WHAT IS EXPECTED
Look through the lines of the material and count those containing "name". Give that count alone.

##### EXCERPTED RECORDS #####

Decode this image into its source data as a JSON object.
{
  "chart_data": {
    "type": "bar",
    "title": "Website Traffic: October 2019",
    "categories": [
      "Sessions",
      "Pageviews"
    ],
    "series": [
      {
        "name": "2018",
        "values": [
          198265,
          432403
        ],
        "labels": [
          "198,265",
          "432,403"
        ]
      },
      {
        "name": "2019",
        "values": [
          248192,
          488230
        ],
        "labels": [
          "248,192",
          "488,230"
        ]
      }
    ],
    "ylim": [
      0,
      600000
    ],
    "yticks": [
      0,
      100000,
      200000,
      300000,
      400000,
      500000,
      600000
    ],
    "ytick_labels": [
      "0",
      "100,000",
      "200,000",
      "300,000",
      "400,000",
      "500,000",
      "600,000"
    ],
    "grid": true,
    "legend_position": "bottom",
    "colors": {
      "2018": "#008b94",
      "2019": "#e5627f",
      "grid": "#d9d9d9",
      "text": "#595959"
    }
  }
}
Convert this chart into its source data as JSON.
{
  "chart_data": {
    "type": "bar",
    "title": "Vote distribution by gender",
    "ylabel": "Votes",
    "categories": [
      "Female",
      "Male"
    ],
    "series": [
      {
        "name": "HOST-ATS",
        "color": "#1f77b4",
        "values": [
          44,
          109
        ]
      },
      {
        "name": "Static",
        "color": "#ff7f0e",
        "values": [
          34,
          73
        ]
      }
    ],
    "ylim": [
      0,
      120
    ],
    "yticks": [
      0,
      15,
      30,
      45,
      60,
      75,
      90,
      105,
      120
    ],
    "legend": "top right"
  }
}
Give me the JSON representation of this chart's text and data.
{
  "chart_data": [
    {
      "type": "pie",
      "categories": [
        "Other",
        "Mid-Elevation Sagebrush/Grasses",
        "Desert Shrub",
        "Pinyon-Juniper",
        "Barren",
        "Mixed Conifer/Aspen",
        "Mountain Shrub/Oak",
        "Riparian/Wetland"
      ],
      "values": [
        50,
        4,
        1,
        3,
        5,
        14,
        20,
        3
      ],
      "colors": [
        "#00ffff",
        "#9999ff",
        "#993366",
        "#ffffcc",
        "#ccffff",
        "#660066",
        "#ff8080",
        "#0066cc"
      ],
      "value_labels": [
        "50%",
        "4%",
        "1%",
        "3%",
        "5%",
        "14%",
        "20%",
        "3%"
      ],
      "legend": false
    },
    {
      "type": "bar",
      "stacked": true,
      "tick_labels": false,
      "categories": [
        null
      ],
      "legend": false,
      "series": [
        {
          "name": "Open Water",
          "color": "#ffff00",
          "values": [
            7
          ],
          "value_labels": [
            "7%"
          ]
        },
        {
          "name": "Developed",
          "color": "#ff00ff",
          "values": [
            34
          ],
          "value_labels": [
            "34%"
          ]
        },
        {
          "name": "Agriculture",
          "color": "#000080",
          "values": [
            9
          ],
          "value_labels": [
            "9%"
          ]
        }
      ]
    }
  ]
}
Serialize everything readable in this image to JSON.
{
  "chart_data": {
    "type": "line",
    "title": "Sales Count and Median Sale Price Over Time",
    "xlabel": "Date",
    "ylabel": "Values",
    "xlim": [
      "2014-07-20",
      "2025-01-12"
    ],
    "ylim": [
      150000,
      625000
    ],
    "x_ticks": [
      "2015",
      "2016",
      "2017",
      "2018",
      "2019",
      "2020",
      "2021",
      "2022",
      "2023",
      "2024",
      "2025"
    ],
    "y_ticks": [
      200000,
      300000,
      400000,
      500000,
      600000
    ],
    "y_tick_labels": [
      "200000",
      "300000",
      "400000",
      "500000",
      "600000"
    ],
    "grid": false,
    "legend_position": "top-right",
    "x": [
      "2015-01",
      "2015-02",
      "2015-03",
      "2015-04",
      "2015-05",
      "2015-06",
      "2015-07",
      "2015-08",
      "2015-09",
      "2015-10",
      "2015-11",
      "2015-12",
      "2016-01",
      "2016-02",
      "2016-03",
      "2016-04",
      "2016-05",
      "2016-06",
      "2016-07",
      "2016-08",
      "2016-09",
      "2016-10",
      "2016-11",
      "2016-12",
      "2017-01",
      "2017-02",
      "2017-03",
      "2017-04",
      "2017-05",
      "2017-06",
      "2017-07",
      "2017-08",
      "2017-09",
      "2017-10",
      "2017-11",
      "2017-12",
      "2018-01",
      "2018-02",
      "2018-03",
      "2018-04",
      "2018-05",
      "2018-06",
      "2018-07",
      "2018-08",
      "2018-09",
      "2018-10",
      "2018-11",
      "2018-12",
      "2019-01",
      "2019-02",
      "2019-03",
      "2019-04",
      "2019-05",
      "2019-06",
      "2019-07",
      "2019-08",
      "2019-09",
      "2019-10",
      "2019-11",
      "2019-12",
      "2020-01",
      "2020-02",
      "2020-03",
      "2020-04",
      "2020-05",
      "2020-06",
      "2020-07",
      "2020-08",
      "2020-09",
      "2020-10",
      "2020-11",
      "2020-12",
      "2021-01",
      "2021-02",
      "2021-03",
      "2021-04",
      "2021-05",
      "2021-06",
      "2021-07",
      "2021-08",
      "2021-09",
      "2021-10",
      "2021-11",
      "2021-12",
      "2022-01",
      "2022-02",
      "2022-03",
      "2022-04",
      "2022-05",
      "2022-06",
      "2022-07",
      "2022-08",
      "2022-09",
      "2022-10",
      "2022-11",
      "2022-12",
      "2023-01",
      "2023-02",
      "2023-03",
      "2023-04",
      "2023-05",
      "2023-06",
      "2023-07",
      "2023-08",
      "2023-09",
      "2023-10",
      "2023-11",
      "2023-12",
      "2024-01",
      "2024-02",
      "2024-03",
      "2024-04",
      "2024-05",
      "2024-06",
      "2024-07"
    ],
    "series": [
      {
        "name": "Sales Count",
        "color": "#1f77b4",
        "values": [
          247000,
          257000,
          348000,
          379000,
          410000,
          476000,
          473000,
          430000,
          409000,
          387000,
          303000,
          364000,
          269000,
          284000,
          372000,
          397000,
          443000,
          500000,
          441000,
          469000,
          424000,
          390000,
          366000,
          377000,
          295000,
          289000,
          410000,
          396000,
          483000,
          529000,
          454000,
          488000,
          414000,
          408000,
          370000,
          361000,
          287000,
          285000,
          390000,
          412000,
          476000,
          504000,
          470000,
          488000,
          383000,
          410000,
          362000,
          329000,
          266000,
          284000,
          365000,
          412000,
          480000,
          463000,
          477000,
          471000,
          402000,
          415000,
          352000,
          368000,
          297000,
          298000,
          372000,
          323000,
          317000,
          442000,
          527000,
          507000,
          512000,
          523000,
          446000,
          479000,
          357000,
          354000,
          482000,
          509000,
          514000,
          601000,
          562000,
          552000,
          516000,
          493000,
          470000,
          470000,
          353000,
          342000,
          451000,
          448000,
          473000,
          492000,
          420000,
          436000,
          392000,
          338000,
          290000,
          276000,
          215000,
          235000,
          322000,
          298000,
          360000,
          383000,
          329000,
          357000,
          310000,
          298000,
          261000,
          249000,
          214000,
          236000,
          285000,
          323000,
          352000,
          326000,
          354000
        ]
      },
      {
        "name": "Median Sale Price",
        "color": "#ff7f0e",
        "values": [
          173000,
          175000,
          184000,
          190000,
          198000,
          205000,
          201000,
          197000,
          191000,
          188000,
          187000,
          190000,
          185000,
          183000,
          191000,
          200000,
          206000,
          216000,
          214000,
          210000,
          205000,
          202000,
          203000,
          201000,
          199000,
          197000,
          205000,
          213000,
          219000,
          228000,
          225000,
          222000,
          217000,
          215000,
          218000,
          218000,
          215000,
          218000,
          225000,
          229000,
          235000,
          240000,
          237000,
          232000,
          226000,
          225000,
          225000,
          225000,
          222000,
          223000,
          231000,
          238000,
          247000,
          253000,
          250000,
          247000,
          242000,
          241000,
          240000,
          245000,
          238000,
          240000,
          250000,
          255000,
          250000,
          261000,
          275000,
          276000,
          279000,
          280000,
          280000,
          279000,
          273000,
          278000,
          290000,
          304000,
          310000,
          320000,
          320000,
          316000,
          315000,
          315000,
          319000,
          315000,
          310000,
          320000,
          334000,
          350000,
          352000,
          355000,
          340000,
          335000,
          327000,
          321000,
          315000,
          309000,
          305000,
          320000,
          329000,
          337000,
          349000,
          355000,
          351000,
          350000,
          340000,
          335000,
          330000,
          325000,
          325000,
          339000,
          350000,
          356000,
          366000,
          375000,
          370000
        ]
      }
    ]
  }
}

#####

TASK SOLUTION
9